* Materials provided
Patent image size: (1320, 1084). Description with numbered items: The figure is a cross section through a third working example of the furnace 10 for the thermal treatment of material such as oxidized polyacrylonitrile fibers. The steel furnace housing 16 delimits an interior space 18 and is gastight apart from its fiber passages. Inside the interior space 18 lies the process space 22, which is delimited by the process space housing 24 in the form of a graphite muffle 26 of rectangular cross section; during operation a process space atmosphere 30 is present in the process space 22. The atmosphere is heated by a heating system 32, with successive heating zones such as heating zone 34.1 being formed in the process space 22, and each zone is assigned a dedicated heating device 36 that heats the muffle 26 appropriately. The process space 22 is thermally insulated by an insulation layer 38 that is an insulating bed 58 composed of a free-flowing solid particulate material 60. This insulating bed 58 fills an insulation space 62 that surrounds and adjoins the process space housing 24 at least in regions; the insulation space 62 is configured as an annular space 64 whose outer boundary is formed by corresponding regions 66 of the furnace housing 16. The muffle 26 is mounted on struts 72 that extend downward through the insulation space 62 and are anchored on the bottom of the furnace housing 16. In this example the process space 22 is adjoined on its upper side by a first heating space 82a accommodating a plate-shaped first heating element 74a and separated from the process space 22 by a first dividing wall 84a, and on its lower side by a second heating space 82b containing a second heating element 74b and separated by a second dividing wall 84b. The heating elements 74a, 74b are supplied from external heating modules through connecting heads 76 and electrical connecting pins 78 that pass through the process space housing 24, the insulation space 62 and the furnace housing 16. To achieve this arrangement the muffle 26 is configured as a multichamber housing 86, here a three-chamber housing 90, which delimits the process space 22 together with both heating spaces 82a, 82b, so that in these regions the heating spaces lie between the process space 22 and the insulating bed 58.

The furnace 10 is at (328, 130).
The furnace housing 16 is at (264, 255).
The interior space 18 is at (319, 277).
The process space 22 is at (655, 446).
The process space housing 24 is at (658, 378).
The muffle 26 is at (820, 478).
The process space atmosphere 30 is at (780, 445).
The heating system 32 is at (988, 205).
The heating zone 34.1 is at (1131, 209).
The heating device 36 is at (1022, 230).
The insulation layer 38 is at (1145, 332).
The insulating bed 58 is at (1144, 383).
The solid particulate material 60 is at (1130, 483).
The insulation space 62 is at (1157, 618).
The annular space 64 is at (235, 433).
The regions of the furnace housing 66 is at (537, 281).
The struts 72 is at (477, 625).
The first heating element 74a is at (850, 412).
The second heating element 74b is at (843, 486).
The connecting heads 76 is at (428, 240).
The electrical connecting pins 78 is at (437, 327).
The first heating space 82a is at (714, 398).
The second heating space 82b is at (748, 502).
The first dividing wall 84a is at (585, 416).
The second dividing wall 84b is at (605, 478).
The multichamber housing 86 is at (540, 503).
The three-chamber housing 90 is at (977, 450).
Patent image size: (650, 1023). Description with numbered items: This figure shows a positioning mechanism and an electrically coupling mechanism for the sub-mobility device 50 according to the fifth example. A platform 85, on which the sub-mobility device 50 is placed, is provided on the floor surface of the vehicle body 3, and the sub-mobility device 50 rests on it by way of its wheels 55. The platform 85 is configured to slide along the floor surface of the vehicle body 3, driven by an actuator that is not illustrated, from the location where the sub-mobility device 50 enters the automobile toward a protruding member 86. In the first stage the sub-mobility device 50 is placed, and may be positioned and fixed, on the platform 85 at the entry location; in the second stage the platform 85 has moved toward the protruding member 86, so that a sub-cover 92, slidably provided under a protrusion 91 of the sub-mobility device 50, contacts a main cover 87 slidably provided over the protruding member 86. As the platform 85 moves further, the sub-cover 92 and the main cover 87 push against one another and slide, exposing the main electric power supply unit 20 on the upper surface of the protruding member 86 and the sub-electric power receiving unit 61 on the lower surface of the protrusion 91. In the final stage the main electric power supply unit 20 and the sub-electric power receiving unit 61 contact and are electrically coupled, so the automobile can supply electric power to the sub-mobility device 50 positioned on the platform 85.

...

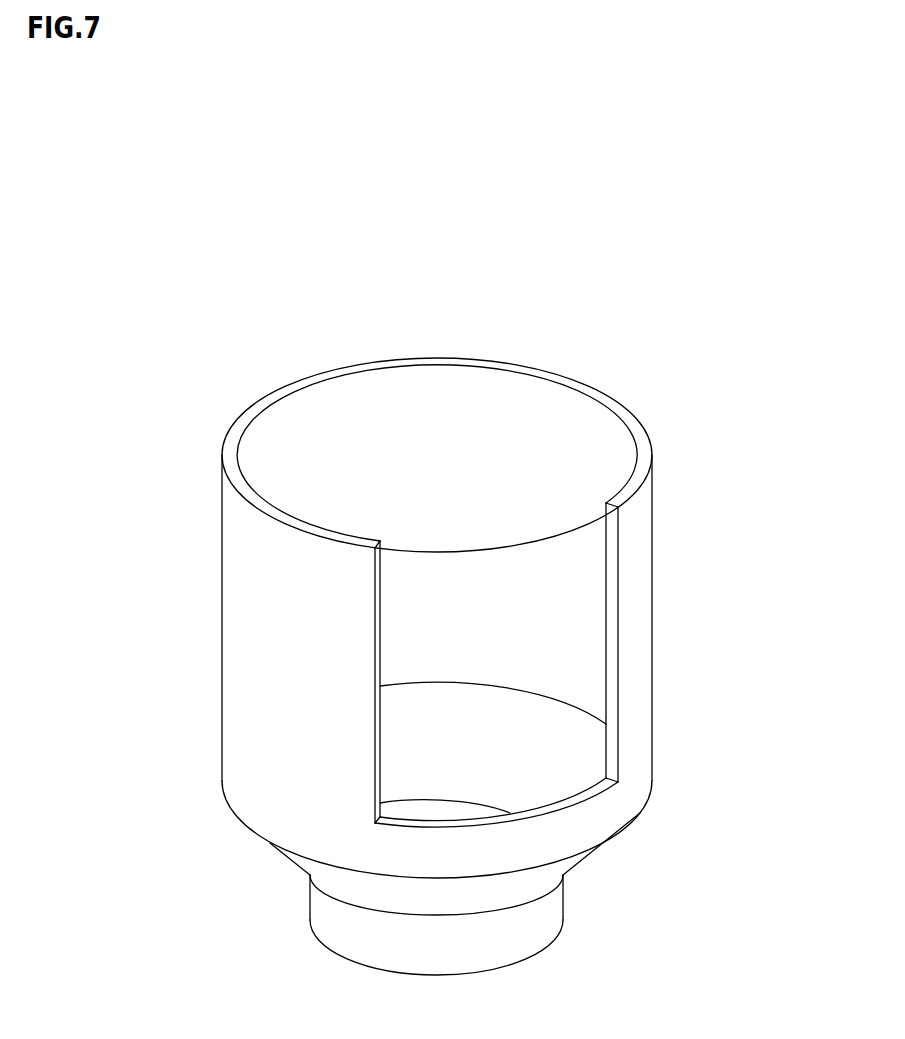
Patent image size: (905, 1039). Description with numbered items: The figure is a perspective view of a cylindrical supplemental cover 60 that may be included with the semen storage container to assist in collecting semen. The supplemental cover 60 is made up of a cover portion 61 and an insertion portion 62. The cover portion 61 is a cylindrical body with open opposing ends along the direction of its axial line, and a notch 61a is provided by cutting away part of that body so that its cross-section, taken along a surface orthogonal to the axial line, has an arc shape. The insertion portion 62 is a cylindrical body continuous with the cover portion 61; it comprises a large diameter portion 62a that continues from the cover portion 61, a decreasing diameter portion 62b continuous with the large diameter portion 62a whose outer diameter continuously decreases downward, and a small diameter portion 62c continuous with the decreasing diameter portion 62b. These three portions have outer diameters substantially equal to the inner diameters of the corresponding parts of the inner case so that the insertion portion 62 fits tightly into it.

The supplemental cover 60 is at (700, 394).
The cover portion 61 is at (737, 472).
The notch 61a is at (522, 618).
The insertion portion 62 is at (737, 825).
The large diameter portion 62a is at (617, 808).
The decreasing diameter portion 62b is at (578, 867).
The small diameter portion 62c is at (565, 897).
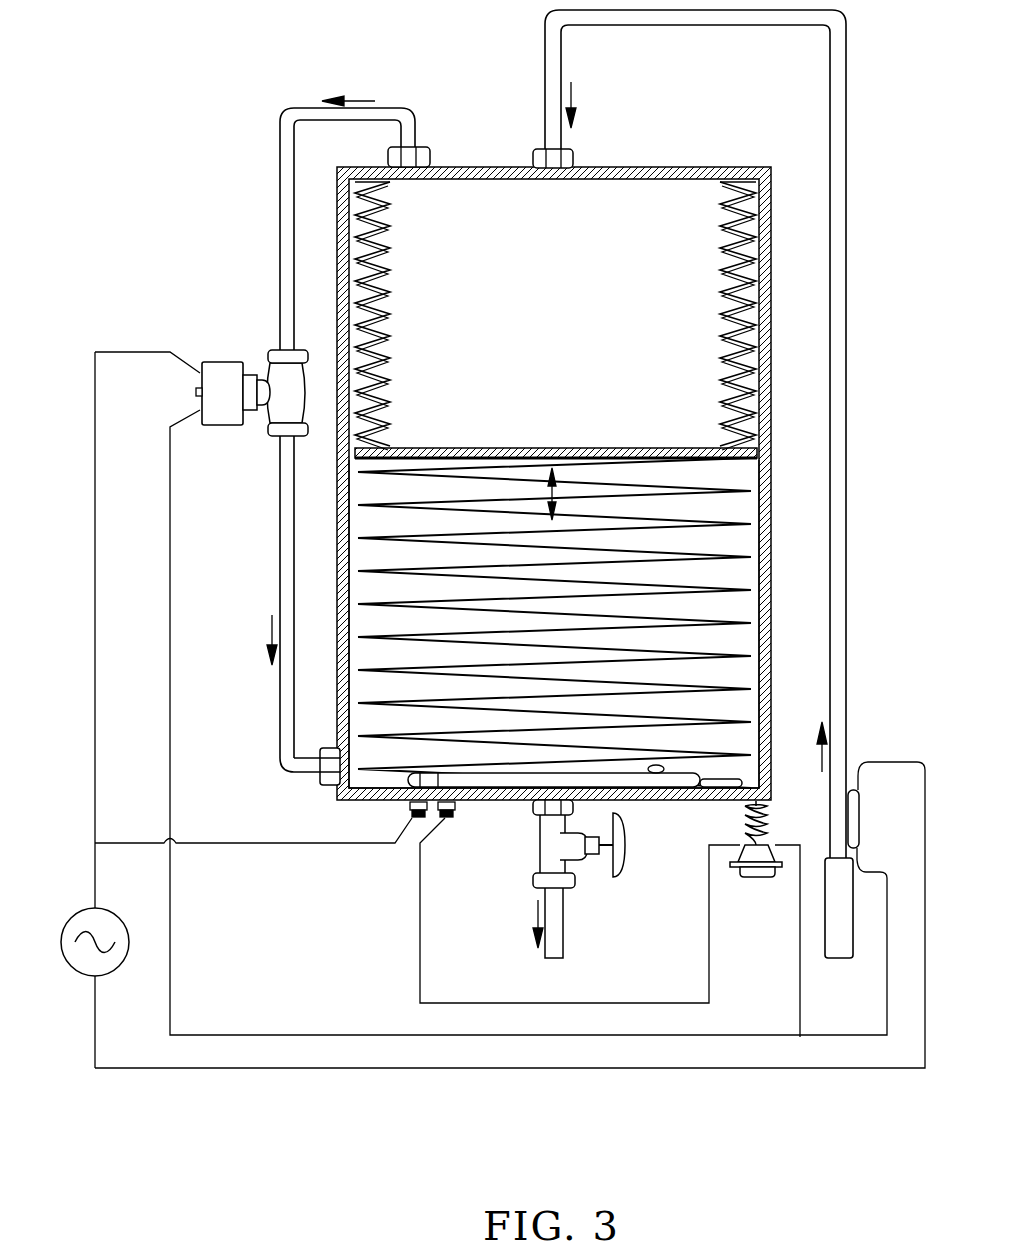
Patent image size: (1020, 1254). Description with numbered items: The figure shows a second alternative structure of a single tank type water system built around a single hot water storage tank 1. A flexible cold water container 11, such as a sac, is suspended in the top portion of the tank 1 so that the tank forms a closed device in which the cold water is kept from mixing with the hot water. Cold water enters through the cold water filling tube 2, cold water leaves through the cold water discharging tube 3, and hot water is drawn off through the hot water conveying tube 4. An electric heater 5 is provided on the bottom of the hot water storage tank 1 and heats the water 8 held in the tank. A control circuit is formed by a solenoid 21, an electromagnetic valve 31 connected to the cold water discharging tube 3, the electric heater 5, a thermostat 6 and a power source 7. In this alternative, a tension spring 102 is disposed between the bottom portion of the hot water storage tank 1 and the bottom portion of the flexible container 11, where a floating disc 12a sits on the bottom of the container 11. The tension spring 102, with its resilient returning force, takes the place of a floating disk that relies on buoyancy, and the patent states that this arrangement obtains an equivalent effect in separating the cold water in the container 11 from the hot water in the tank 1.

* What is required
Which lines in the items above contain the word "small"? Select and copy each of them.

* Task answer
Patent image size: (905, 1039). Description with numbered items: The figure is a perspective view of a cylindrical supplemental cover 60 that may be included with the semen storage container to assist in collecting semen. The supplemental cover 60 is made up of a cover portion 61 and an insertion portion 62. The cover portion 61 is a cylindrical body with open opposing ends along the direction of its axial line, and a notch 61a is provided by cutting away part of that body so that its cross-section, taken along a surface orthogonal to the axial line, has an arc shape. The insertion portion 62 is a cylindrical body continuous with the cover portion 61; it comprises a large diameter portion 62a that continues from the cover portion 61, a decreasing diameter portion 62b continuous with the large diameter portion 62a whose outer diameter continuously decreases downward, and a small diameter portion 62c continuous with the decreasing diameter portion 62b. These three portions have outer diameters substantially equal to the inner diameters of the corresponding parts of the inner case so that the insertion portion 62 fits tightly into it.
The small diameter portion 62c is at (565, 897).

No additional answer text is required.